Dataset records:

══════

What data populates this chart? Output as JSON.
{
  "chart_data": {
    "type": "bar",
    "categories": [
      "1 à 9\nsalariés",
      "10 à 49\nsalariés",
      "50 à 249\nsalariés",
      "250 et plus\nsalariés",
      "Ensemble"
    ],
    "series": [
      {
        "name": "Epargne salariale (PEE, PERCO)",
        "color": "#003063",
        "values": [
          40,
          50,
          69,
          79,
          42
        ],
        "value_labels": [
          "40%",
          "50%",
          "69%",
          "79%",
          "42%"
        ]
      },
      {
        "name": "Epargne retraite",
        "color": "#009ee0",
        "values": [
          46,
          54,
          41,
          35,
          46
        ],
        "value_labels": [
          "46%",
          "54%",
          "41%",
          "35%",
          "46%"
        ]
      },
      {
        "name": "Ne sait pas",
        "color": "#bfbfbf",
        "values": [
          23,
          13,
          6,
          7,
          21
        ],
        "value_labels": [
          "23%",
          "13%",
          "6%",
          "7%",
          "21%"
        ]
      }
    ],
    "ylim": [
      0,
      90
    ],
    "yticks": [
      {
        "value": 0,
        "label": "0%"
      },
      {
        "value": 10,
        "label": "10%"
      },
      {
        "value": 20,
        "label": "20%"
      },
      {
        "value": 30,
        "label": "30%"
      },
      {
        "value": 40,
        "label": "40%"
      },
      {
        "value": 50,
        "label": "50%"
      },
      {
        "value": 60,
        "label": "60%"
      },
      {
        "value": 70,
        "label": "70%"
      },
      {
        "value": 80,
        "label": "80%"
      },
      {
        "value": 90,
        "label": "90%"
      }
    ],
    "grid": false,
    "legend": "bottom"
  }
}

══════

Write out each line of the data above again, exactly as given.

Reply to the task:
What data populates this chart? Output as JSON.
{
  "chart_data": {
    "type": "bar",
    "categories": [
      "1 à 9\nsalariés",
      "10 à 49\nsalariés",
      "50 à 249\nsalariés",
      "250 et plus\nsalariés",
      "Ensemble"
    ],
    "series": [
      {
        "name": "Epargne salariale (PEE, PERCO)",
        "color": "#003063",
        "values": [
          40,
          50,
          69,
          79,
          42
        ],
        "value_labels": [
          "40%",
          "50%",
          "69%",
          "79%",
          "42%"
        ]
      },
      {
        "name": "Epargne retraite",
        "color": "#009ee0",
        "values": [
          46,
          54,
          41,
          35,
          46
        ],
        "value_labels": [
          "46%",
          "54%",
          "41%",
          "35%",
          "46%"
        ]
      },
      {
        "name": "Ne sait pas",
        "color": "#bfbfbf",
        "values": [
          23,
          13,
          6,
          7,
          21
        ],
        "value_labels": [
          "23%",
          "13%",
          "6%",
          "7%",
          "21%"
        ]
      }
    ],
    "ylim": [
      0,
      90
    ],
    "yticks": [
      {
        "value": 0,
        "label": "0%"
      },
      {
        "value": 10,
        "label": "10%"
      },
      {
        "value": 20,
        "label": "20%"
      },
      {
        "value": 30,
        "label": "30%"
      },
      {
        "value": 40,
        "label": "40%"
      },
      {
        "value": 50,
        "label": "50%"
      },
      {
        "value": 60,
        "label": "60%"
      },
      {
        "value": 70,
        "label": "70%"
      },
      {
        "value": 80,
        "label": "80%"
      },
      {
        "value": 90,
        "label": "90%"
      }
    ],
    "grid": false,
    "legend": "bottom"
  }
}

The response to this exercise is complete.